[Was zu tun ist]:
1/ Beantworten Sie anhand des Artikels zum Neckar-Open diese Fragen:
(a) Wie viele Spieler nahmen laut Text am Turnier teil?
(b) Wer erhielt als Turnierdirektor die Zusage von Etienne Bacrot?
(c) Aus welchen vier Orten kamen die Südtiroler Teilnehmer?
2/ Geben Sie einen Abschnitt aus dem Artikel zum Neckar-Open wortgetreu wieder: Setzen Sie bei den Worten "Wenn zur Osterzeit" ein und hören Sie nach "von Deizisau blüht..." auf.

[Textauszug]:
────

15. Neckar-Open in Deizisau 2011

Ein Gruppenfoto zur Erinnerung an ein besonderes Turnier...

 

SSB-Präsident Thomas Kofler

 

Stefano Bonagura

 

Jonas Fox

 

Noah Neumair

 

Joans Piela

 

Andre Spornberger

 

Alexander Teutsch

 

Alle Bilder: S. Bonagura

 

 

 

"Ich wäre lange sierig gewesen... "

Ein Rückblick mit FM Patrick Scharrer

 

 

Der Bozner FIDE-Schachmeister Patrick Scharrer hat sich nach zuletzt mäßigen Turnierresultaten eindrucksvoll in die internationale Schacharena zurückgemeldet. Beim 15. Open in Deizisau schaffte er eine IM-Norm, an die er zuvor selber keinen Gedanken verschwendet hätte. Auf der Ziellinie musste er aber seinen Gegner und aufkommende Emotionen bekämpfen...

 

 

   Wenn zur Osterzeit Hunderte Schachfreunde nichts besseres zu tun haben als Schach zu spielen, dann haben die Schachfreunde Deizisau in der Nähe von Stuttgart zur Teilnahme an ihrem Schachopen eingeladen. Eindrucksvoller hätten die Zahlen dieses Turniers, das seit anderthalb Jahrzehnten im deutschen Terminkalender steht, kaum sein können: Mehr als 700 Spieler  beschäftigten sich  gegenseitig mit Varianten, Strategien und Taktik, stundenlang überzeugt von der Meinung, besser als der gegenüber Sitzende zu sein.  Dazu gab es die Möglichkeit, am üppigen Preisgeldkuchen statt am Osternest zu naschen. Das wiederum lockte ein knappes Hundert Titelträger beiderlei Geschlechts an. Und von besonderer Klasse: Noch vor dem letzten Jahreswechsel erhielt Turnierdirektor Sven Noppes die Bestätigung, dass der französische Weltstars Etienne Bacrot teilnehmen würde. Das Neckar-Open von Deizisau blüht...

 

 

FM Patrick Scharrer

 

 

 

   Waren es zuletzt die Südtiroler Nachwuchsstars aus Grieser und Kalterer Clubhäusern, die sich mit dem Flair dieses Opens vertraut machten und durch gute Ergebnisse den Bekanntheitsgrad dieses Turniers in unser Land brachten, so zog es zur diesjährigen Auflage gleich ein Dutzend Südtiroler Denksportler aus Meran, Kaltern, Bozen und Brixen zum mittlerweile größten Schach-Event im mitteleuropäischen Raum. Kurz vor Turnierstart erreichte mich die Nachricht, dass mit Patrick Scharrer auch einer der unsrigen FM's an den Start gehen würde. Jetzt schlägt's dreizehn...

────

[Positionsdaten der Einträge]:

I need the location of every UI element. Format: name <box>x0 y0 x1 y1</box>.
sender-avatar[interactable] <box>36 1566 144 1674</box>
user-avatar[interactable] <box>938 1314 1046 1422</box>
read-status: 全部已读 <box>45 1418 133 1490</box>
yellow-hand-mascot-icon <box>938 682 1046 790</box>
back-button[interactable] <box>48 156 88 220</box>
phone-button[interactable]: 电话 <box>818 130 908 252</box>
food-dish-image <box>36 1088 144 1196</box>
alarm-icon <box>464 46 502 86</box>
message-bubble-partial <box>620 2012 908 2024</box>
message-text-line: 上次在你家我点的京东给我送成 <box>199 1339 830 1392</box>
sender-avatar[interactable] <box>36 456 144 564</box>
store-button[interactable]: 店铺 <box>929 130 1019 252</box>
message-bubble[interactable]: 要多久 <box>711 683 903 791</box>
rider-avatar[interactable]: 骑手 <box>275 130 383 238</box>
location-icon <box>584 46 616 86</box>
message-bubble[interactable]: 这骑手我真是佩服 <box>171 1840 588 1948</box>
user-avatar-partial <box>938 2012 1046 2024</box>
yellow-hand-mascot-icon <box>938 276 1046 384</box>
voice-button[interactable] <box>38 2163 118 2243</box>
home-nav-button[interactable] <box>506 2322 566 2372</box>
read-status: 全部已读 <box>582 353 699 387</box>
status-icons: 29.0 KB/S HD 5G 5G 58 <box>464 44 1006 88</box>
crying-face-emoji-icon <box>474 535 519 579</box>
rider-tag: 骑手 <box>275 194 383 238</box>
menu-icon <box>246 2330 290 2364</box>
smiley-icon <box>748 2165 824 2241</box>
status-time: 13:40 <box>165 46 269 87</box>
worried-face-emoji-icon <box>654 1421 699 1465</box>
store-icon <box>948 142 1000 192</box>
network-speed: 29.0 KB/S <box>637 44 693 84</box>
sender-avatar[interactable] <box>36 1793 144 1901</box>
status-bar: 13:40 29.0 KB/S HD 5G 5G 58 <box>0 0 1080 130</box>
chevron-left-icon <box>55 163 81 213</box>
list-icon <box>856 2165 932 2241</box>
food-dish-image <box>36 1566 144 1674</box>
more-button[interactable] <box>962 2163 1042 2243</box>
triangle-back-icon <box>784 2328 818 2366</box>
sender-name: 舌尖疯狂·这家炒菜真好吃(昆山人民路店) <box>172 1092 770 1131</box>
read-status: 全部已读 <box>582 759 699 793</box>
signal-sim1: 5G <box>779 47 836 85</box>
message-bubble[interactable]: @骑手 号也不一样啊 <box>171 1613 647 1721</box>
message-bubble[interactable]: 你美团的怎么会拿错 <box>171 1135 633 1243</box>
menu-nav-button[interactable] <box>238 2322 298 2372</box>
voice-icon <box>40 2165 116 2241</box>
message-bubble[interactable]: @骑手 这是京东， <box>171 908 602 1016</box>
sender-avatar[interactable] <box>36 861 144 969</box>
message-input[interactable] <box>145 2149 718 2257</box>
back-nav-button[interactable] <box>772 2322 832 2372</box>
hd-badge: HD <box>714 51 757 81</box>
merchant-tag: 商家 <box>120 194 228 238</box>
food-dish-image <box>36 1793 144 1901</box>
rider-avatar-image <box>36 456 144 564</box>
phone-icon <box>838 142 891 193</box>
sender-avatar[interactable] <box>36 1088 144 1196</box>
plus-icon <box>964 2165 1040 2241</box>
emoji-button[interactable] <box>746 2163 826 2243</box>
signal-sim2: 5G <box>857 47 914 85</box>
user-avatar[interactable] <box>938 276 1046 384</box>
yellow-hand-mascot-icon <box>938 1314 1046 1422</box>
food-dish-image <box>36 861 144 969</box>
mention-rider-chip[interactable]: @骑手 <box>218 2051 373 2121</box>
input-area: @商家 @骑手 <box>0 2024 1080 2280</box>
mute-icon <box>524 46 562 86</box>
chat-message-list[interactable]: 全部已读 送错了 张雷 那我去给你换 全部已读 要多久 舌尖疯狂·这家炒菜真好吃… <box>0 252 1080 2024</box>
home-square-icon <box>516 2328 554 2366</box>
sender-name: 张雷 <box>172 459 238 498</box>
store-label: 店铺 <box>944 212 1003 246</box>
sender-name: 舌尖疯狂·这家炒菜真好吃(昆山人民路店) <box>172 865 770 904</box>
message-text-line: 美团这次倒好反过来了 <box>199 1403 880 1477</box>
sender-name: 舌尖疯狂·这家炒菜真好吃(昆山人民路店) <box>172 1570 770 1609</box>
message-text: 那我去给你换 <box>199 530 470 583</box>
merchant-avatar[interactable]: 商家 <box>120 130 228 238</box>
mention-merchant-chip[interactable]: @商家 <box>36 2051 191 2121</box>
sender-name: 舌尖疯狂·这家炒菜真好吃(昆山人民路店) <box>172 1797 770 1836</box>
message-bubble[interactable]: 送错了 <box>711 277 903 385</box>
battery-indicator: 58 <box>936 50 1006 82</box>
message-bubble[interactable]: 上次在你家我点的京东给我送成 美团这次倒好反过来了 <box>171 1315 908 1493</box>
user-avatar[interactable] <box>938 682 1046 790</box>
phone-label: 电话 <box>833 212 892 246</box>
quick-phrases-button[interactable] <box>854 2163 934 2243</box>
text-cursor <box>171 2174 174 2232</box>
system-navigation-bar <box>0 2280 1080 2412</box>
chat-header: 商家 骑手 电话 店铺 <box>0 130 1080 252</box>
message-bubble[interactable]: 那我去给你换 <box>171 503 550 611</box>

────

[Antworten je Aufgabe]:
1/
(a) Mehr als 700 Spieler.
(b) Sven Noppes.
(c) Aus Meran, Kaltern, Bozen und Brixen.

2/
Wenn zur Osterzeit Hunderte Schachfreunde nichts besseres zu tun haben als Schach zu spielen, dann haben die Schachfreunde Deizisau in der Nähe von Stuttgart zur Teilnahme an ihrem Schachopen eingeladen. Eindrucksvoller hätten die Zahlen dieses Turniers, das seit anderthalb Jahrzehnten im deutschen Terminkalender steht, kaum sein können: Mehr als 700 Spieler  beschäftigten sich  gegenseitig mit Varianten, Strategien und Taktik, stundenlang überzeugt von der Meinung, besser als der gegenüber Sitzende zu sein.  Dazu gab es die Möglichkeit, am üppigen Preisgeldkuchen statt am Osternest zu naschen. Das wiederum lockte ein knappes Hundert Titelträger beiderlei Geschlechts an. Und von besonderer Klasse: Noch vor dem letzten Jahreswechsel erhielt Turnierdirektor Sven Noppes die Bestätigung, dass der französische Weltstars Etienne Bacrot teilnehmen würde. Das Neckar-Open von Deizisau blüht...